(Annotated element entries)

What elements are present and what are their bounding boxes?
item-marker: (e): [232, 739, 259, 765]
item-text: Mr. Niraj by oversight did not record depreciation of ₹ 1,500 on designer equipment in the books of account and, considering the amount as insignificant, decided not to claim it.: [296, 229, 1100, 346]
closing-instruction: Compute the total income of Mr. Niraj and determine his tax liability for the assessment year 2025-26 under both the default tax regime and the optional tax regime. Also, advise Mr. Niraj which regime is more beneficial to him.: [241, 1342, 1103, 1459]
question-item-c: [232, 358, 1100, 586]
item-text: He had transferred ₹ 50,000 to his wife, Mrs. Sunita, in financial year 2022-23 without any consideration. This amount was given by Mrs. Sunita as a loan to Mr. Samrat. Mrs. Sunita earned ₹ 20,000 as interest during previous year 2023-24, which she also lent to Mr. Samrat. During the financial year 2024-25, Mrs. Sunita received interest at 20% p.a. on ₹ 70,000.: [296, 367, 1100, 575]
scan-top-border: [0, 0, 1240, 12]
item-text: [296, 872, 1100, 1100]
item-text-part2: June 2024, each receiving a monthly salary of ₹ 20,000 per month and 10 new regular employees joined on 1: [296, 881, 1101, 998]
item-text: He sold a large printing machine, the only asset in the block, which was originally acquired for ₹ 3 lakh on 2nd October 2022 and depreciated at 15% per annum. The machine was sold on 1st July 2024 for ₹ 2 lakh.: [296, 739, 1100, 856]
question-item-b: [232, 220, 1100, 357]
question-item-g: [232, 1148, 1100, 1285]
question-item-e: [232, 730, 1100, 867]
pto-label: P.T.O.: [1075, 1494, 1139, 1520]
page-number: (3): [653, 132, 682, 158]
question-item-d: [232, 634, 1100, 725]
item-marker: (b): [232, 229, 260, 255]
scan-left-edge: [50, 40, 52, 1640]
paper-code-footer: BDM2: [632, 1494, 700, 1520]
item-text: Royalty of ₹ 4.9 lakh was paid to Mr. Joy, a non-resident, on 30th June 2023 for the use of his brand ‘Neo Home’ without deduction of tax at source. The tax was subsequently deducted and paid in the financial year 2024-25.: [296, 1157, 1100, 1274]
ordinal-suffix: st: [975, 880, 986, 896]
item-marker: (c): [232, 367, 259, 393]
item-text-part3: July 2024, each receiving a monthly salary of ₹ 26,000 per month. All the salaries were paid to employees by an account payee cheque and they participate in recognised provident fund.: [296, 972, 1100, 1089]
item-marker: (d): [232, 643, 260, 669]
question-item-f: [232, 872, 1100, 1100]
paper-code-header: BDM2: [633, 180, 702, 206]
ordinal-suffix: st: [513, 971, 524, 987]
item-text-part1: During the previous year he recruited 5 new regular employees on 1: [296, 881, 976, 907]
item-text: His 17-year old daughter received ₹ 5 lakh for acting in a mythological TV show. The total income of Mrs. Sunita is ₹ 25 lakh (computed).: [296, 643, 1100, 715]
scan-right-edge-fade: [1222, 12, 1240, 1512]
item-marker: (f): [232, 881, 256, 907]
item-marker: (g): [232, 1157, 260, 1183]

Goal — Copy every line of the items above without any changes.

Complete answer —
What elements are present and what are their bounding boxes?
item-marker: (e): [232, 739, 259, 765]
item-text: Mr. Niraj by oversight did not record depreciation of ₹ 1,500 on designer equipment in the books of account and, considering the amount as insignificant, decided not to claim it.: [296, 229, 1100, 346]
closing-instruction: Compute the total income of Mr. Niraj and determine his tax liability for the assessment year 2025-26 under both the default tax regime and the optional tax regime. Also, advise Mr. Niraj which regime is more beneficial to him.: [241, 1342, 1103, 1459]
question-item-c: [232, 358, 1100, 586]
item-text: He had transferred ₹ 50,000 to his wife, Mrs. Sunita, in financial year 2022-23 without any consideration. This amount was given by Mrs. Sunita as a loan to Mr. Samrat. Mrs. Sunita earned ₹ 20,000 as interest during previous year 2023-24, which she also lent to Mr. Samrat. During the financial year 2024-25, Mrs. Sunita received interest at 20% p.a. on ₹ 70,000.: [296, 367, 1100, 575]
scan-top-border: [0, 0, 1240, 12]
item-text: [296, 872, 1100, 1100]
item-text-part2: June 2024, each receiving a monthly salary of ₹ 20,000 per month and 10 new regular employees joined on 1: [296, 881, 1101, 998]
item-text: He sold a large printing machine, the only asset in the block, which was originally acquired for ₹ 3 lakh on 2nd October 2022 and depreciated at 15% per annum. The machine was sold on 1st July 2024 for ₹ 2 lakh.: [296, 739, 1100, 856]
question-item-b: [232, 220, 1100, 357]
question-item-g: [232, 1148, 1100, 1285]
question-item-e: [232, 730, 1100, 867]
pto-label: P.T.O.: [1075, 1494, 1139, 1520]
page-number: (3): [653, 132, 682, 158]
question-item-d: [232, 634, 1100, 725]
item-marker: (b): [232, 229, 260, 255]
scan-left-edge: [50, 40, 52, 1640]
paper-code-footer: BDM2: [632, 1494, 700, 1520]
item-text: Royalty of ₹ 4.9 lakh was paid to Mr. Joy, a non-resident, on 30th June 2023 for the use of his brand ‘Neo Home’ without deduction of tax at source. The tax was subsequently deducted and paid in the financial year 2024-25.: [296, 1157, 1100, 1274]
ordinal-suffix: st: [975, 880, 986, 896]
item-marker: (c): [232, 367, 259, 393]
item-text-part3: July 2024, each receiving a monthly salary of ₹ 26,000 per month. All the salaries were paid to employees by an account payee cheque and they participate in recognised provident fund.: [296, 972, 1100, 1089]
item-marker: (d): [232, 643, 260, 669]
question-item-f: [232, 872, 1100, 1100]
paper-code-header: BDM2: [633, 180, 702, 206]
ordinal-suffix: st: [513, 971, 524, 987]
item-text-part1: During the previous year he recruited 5 new regular employees on 1: [296, 881, 976, 907]
item-text: His 17-year old daughter received ₹ 5 lakh for acting in a mythological TV show. The total income of Mrs. Sunita is ₹ 25 lakh (computed).: [296, 643, 1100, 715]
scan-right-edge-fade: [1222, 12, 1240, 1512]
item-marker: (f): [232, 881, 256, 907]
item-marker: (g): [232, 1157, 260, 1183]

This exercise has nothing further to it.